*Request*. List each line of the data that holds the word "использование".

(Items from a dataset)
## start

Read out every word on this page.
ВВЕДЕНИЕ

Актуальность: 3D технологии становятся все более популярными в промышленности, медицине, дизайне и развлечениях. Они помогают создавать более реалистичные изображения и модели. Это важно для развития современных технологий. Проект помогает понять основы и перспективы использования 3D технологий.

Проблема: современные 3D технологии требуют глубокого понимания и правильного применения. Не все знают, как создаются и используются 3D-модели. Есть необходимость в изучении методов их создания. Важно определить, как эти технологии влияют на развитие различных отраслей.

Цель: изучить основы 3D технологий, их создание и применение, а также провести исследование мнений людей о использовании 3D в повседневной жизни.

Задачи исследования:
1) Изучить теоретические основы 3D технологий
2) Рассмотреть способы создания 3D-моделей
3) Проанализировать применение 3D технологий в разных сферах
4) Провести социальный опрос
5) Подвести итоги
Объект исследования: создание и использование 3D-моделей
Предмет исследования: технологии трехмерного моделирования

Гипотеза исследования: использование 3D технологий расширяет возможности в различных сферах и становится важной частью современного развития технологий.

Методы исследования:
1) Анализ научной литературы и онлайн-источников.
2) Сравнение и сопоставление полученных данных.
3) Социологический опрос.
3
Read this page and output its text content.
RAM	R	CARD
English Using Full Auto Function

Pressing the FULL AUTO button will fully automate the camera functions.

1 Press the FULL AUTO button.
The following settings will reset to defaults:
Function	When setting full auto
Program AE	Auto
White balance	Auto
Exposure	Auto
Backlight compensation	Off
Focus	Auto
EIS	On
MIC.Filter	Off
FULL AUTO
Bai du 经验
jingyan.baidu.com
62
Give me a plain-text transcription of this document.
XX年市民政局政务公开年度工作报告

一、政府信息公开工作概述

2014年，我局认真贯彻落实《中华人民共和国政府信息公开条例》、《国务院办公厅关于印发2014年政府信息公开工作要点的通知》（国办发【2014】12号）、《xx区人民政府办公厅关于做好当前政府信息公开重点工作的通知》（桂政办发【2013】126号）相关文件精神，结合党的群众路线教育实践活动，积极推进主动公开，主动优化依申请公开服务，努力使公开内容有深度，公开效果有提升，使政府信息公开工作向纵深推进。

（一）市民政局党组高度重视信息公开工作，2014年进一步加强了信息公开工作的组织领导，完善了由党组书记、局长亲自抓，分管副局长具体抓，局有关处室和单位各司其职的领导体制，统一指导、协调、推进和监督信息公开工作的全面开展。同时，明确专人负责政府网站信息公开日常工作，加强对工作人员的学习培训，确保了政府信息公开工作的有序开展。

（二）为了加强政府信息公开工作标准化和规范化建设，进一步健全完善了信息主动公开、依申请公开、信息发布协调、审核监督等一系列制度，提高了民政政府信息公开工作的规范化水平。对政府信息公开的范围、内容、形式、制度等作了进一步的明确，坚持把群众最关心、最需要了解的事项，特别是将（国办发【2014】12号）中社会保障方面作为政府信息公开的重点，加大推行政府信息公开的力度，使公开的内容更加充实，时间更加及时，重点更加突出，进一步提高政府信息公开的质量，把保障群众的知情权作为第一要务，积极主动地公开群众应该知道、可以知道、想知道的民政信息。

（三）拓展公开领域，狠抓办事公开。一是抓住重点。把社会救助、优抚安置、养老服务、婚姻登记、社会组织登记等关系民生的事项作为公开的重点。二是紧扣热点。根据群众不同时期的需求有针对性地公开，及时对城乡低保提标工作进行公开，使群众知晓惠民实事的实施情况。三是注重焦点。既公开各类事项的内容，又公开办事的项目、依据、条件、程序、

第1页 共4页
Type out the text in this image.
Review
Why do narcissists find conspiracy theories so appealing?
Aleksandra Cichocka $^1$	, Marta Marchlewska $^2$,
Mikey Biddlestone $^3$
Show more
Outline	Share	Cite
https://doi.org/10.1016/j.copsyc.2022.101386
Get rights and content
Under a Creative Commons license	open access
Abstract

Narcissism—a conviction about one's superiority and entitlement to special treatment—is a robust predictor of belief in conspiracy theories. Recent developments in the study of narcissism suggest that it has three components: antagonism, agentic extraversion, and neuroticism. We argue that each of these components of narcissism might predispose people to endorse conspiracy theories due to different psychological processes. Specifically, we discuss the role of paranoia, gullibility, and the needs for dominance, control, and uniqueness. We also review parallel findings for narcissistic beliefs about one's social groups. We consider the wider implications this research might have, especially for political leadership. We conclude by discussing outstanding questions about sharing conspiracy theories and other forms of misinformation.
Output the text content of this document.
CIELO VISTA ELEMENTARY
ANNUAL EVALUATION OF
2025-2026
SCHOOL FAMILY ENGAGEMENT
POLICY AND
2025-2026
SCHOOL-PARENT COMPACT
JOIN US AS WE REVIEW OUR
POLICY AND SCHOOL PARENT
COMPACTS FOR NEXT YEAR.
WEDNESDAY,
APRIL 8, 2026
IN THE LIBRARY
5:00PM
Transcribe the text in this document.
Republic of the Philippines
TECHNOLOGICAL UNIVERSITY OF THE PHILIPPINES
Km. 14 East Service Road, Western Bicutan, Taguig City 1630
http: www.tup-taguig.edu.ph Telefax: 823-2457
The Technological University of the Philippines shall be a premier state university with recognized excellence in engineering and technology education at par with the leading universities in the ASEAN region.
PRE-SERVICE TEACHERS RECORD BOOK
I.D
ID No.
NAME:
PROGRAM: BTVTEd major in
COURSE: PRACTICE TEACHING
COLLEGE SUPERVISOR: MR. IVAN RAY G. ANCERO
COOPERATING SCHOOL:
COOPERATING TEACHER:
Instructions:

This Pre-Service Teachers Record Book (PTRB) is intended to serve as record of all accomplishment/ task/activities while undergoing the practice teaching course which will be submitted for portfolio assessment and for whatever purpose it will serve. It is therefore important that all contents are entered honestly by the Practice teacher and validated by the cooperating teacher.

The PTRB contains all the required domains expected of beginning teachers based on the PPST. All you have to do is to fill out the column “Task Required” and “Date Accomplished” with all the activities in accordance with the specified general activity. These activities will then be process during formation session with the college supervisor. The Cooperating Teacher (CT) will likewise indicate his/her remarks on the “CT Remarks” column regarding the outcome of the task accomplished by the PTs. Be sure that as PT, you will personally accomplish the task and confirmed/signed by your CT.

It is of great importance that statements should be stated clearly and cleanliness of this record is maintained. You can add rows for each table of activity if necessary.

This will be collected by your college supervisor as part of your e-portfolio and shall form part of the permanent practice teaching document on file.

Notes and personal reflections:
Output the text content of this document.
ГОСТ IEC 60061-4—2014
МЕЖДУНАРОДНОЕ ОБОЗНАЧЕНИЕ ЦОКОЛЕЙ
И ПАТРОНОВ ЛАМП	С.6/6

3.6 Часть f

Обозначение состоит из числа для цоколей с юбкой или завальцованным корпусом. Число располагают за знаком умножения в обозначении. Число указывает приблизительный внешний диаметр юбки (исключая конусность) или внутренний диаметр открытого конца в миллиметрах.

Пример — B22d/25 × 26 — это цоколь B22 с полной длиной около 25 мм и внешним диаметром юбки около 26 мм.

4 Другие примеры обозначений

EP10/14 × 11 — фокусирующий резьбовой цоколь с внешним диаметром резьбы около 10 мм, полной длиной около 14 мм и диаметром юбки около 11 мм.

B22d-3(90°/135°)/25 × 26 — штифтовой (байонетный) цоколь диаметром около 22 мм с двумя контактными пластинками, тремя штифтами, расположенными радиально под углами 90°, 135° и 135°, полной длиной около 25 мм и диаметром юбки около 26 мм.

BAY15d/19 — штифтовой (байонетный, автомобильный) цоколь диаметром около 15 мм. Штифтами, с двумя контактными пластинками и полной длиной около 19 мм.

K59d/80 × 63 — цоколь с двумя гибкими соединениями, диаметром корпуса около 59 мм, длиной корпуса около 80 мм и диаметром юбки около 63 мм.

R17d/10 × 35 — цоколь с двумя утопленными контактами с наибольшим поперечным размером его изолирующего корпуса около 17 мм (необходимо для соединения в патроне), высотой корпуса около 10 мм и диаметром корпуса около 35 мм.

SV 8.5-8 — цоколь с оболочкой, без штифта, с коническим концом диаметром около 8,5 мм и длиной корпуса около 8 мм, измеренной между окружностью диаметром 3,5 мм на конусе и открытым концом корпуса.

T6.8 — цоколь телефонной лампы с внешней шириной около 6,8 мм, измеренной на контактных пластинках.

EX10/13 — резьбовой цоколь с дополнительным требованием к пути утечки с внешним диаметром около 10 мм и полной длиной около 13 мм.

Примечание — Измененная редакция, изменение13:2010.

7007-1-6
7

## end

*Result of this task*.
Объект исследования: создание и использование 3D-моделей
Гипотеза исследования: использование 3D технологий расширяет возможности в различных сферах и становится важной частью современного развития технологий.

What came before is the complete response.